EXERCISE
Write out all of the records precisely. Skip anything that is a picture.

TASK INPUT
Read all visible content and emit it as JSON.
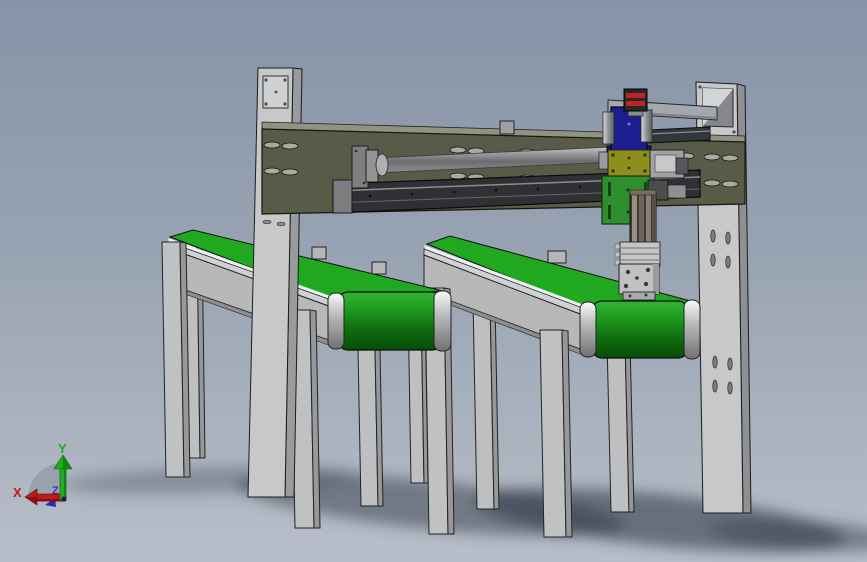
{
  "viewport": {
    "background_top": "#8893a8",
    "background_middle": "#98a3b2",
    "background_bottom": "#b8bec9"
  },
  "machine": {
    "belt_green": "#21a821",
    "drum_green_dark": "#0b570b",
    "structure_gray": "#c4c6c8",
    "structure_shade": "#9a9c9e",
    "beam_olive": "#575b47",
    "rail_dark": "#2e3033",
    "shaft_steel": "#909294",
    "actuator_blue": "#1b1e8e",
    "plate_yellow": "#8e8e1e",
    "plate_green": "#2f8f2f",
    "sensor_red": "#c32222",
    "shadow_color": "#39404e"
  },
  "triad": {
    "x_label": "X",
    "y_label": "Y",
    "z_label": "Z",
    "x_color": "#c01a1a",
    "y_color": "#1fae1f",
    "z_color": "#3434bb"
  }
}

REPLY TO THE TASK
Read all visible content and emit it as JSON.
{
  "viewport": {
    "background_top": "#8893a8",
    "background_middle": "#98a3b2",
    "background_bottom": "#b8bec9"
  },
  "machine": {
    "belt_green": "#21a821",
    "drum_green_dark": "#0b570b",
    "structure_gray": "#c4c6c8",
    "structure_shade": "#9a9c9e",
    "beam_olive": "#575b47",
    "rail_dark": "#2e3033",
    "shaft_steel": "#909294",
    "actuator_blue": "#1b1e8e",
    "plate_yellow": "#8e8e1e",
    "plate_green": "#2f8f2f",
    "sensor_red": "#c32222",
    "shadow_color": "#39404e"
  },
  "triad": {
    "x_label": "X",
    "y_label": "Y",
    "z_label": "Z",
    "x_color": "#c01a1a",
    "y_color": "#1fae1f",
    "z_color": "#3434bb"
  }
}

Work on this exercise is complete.